**WHAT YOU HAVE TO DO**
Every entry that follows needs to be repeated exactly.

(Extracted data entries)

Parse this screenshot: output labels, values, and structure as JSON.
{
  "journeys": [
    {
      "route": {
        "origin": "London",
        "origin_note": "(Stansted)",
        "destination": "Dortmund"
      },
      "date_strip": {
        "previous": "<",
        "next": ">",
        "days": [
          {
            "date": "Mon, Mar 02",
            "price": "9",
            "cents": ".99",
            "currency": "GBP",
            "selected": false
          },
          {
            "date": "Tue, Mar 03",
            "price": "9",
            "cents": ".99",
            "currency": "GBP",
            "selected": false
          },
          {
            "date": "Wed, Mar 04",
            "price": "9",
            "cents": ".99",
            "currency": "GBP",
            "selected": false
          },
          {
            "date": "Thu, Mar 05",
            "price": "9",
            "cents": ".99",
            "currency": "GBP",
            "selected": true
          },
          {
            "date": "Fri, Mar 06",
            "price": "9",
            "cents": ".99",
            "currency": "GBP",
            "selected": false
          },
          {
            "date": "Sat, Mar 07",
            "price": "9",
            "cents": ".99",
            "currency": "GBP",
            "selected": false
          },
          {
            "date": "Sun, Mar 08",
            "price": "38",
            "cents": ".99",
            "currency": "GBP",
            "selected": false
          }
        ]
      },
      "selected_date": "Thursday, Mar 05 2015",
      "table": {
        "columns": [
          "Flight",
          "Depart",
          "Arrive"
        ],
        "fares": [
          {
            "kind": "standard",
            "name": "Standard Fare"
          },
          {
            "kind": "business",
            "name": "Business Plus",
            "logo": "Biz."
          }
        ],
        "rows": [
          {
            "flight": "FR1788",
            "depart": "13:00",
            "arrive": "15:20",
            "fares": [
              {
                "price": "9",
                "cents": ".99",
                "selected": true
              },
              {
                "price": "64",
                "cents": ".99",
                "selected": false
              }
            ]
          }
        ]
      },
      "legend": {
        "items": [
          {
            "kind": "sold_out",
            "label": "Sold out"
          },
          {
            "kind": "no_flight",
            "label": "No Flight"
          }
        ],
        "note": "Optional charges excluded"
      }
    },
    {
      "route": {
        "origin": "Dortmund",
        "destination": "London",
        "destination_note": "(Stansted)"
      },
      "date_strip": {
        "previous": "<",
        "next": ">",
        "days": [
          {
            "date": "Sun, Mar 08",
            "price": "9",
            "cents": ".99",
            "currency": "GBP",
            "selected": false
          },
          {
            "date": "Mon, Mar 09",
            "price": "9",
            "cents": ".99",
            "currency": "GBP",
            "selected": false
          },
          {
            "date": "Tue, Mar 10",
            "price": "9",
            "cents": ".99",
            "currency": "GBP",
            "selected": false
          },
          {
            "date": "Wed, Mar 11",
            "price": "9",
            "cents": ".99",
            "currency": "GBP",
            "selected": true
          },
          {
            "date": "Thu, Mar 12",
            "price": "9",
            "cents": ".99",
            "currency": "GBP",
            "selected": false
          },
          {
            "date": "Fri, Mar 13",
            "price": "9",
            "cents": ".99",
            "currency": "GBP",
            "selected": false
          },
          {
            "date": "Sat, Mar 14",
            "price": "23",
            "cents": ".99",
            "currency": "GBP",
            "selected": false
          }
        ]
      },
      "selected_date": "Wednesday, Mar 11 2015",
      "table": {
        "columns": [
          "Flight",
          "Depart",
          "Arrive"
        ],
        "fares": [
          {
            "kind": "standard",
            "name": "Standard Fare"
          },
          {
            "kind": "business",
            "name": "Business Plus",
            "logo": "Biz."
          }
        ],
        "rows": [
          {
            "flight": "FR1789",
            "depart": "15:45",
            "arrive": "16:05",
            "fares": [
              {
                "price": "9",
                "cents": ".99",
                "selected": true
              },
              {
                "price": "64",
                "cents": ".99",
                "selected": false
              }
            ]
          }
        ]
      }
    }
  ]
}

**RESPONSE FOR THIS EXERCISE**
Parse this screenshot: output labels, values, and structure as JSON.
{
  "journeys": [
    {
      "route": {
        "origin": "London",
        "origin_note": "(Stansted)",
        "destination": "Dortmund"
      },
      "date_strip": {
        "previous": "<",
        "next": ">",
        "days": [
          {
            "date": "Mon, Mar 02",
            "price": "9",
            "cents": ".99",
            "currency": "GBP",
            "selected": false
          },
          {
            "date": "Tue, Mar 03",
            "price": "9",
            "cents": ".99",
            "currency": "GBP",
            "selected": false
          },
          {
            "date": "Wed, Mar 04",
            "price": "9",
            "cents": ".99",
            "currency": "GBP",
            "selected": false
          },
          {
            "date": "Thu, Mar 05",
            "price": "9",
            "cents": ".99",
            "currency": "GBP",
            "selected": true
          },
          {
            "date": "Fri, Mar 06",
            "price": "9",
            "cents": ".99",
            "currency": "GBP",
            "selected": false
          },
          {
            "date": "Sat, Mar 07",
            "price": "9",
            "cents": ".99",
            "currency": "GBP",
            "selected": false
          },
          {
            "date": "Sun, Mar 08",
            "price": "38",
            "cents": ".99",
            "currency": "GBP",
            "selected": false
          }
        ]
      },
      "selected_date": "Thursday, Mar 05 2015",
      "table": {
        "columns": [
          "Flight",
          "Depart",
          "Arrive"
        ],
        "fares": [
          {
            "kind": "standard",
            "name": "Standard Fare"
          },
          {
            "kind": "business",
            "name": "Business Plus",
            "logo": "Biz."
          }
        ],
        "rows": [
          {
            "flight": "FR1788",
            "depart": "13:00",
            "arrive": "15:20",
            "fares": [
              {
                "price": "9",
                "cents": ".99",
                "selected": true
              },
              {
                "price": "64",
                "cents": ".99",
                "selected": false
              }
            ]
          }
        ]
      },
      "legend": {
        "items": [
          {
            "kind": "sold_out",
            "label": "Sold out"
          },
          {
            "kind": "no_flight",
            "label": "No Flight"
          }
        ],
        "note": "Optional charges excluded"
      }
    },
    {
      "route": {
        "origin": "Dortmund",
        "destination": "London",
        "destination_note": "(Stansted)"
      },
      "date_strip": {
        "previous": "<",
        "next": ">",
        "days": [
          {
            "date": "Sun, Mar 08",
            "price": "9",
            "cents": ".99",
            "currency": "GBP",
            "selected": false
          },
          {
            "date": "Mon, Mar 09",
            "price": "9",
            "cents": ".99",
            "currency": "GBP",
            "selected": false
          },
          {
            "date": "Tue, Mar 10",
            "price": "9",
            "cents": ".99",
            "currency": "GBP",
            "selected": false
          },
          {
            "date": "Wed, Mar 11",
            "price": "9",
            "cents": ".99",
            "currency": "GBP",
            "selected": true
          },
          {
            "date": "Thu, Mar 12",
            "price": "9",
            "cents": ".99",
            "currency": "GBP",
            "selected": false
          },
          {
            "date": "Fri, Mar 13",
            "price": "9",
            "cents": ".99",
            "currency": "GBP",
            "selected": false
          },
          {
            "date": "Sat, Mar 14",
            "price": "23",
            "cents": ".99",
            "currency": "GBP",
            "selected": false
          }
        ]
      },
      "selected_date": "Wednesday, Mar 11 2015",
      "table": {
        "columns": [
          "Flight",
          "Depart",
          "Arrive"
        ],
        "fares": [
          {
            "kind": "standard",
            "name": "Standard Fare"
          },
          {
            "kind": "business",
            "name": "Business Plus",
            "logo": "Biz."
          }
        ],
        "rows": [
          {
            "flight": "FR1789",
            "depart": "15:45",
            "arrive": "16:05",
            "fares": [
              {
                "price": "9",
                "cents": ".99",
                "selected": true
              },
              {
                "price": "64",
                "cents": ".99",
                "selected": false
              }
            ]
          }
        ]
      }
    }
  ]
}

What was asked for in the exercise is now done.